Print the listing that follows, character for character.

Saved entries
— begin —

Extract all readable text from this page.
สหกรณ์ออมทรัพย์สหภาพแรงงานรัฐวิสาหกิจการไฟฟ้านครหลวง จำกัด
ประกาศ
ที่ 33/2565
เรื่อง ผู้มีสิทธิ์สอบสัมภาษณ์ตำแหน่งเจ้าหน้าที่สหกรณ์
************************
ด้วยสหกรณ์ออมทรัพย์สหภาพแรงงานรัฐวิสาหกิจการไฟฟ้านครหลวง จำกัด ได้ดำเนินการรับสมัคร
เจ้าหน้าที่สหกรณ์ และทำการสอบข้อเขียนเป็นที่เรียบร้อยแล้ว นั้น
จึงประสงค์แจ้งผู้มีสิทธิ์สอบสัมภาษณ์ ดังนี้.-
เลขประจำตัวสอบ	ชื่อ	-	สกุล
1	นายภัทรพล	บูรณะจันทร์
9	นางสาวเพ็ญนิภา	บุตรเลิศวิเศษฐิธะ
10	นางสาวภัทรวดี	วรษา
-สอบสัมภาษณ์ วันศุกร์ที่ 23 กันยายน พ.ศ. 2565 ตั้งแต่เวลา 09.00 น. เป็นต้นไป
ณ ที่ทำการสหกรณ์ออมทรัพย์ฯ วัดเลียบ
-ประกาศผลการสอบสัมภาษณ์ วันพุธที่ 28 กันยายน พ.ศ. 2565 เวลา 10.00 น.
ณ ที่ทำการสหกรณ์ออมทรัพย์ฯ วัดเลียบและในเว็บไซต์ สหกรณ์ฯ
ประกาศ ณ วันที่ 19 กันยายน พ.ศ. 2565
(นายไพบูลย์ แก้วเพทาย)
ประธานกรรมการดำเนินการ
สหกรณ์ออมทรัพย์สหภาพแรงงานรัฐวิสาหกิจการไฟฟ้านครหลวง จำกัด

— end —

SOLUTION TO THE PROBLEM.
Extract all readable text from this page.
สหกรณ์ออมทรัพย์สหภาพแรงงานรัฐวิสาหกิจการไฟฟ้านครหลวง จำกัด
ประกาศ
ที่ 33/2565
เรื่อง ผู้มีสิทธิ์สอบสัมภาษณ์ตำแหน่งเจ้าหน้าที่สหกรณ์
************************
ด้วยสหกรณ์ออมทรัพย์สหภาพแรงงานรัฐวิสาหกิจการไฟฟ้านครหลวง จำกัด ได้ดำเนินการรับสมัคร
เจ้าหน้าที่สหกรณ์ และทำการสอบข้อเขียนเป็นที่เรียบร้อยแล้ว นั้น
จึงประสงค์แจ้งผู้มีสิทธิ์สอบสัมภาษณ์ ดังนี้.-
เลขประจำตัวสอบ	ชื่อ	-	สกุล
1	นายภัทรพล	บูรณะจันทร์
9	นางสาวเพ็ญนิภา	บุตรเลิศวิเศษฐิธะ
10	นางสาวภัทรวดี	วรษา
-สอบสัมภาษณ์ วันศุกร์ที่ 23 กันยายน พ.ศ. 2565 ตั้งแต่เวลา 09.00 น. เป็นต้นไป
ณ ที่ทำการสหกรณ์ออมทรัพย์ฯ วัดเลียบ
-ประกาศผลการสอบสัมภาษณ์ วันพุธที่ 28 กันยายน พ.ศ. 2565 เวลา 10.00 น.
ณ ที่ทำการสหกรณ์ออมทรัพย์ฯ วัดเลียบและในเว็บไซต์ สหกรณ์ฯ
ประกาศ ณ วันที่ 19 กันยายน พ.ศ. 2565
(นายไพบูลย์ แก้วเพทาย)
ประธานกรรมการดำเนินการ
สหกรณ์ออมทรัพย์สหภาพแรงงานรัฐวิสาหกิจการไฟฟ้านครหลวง จำกัด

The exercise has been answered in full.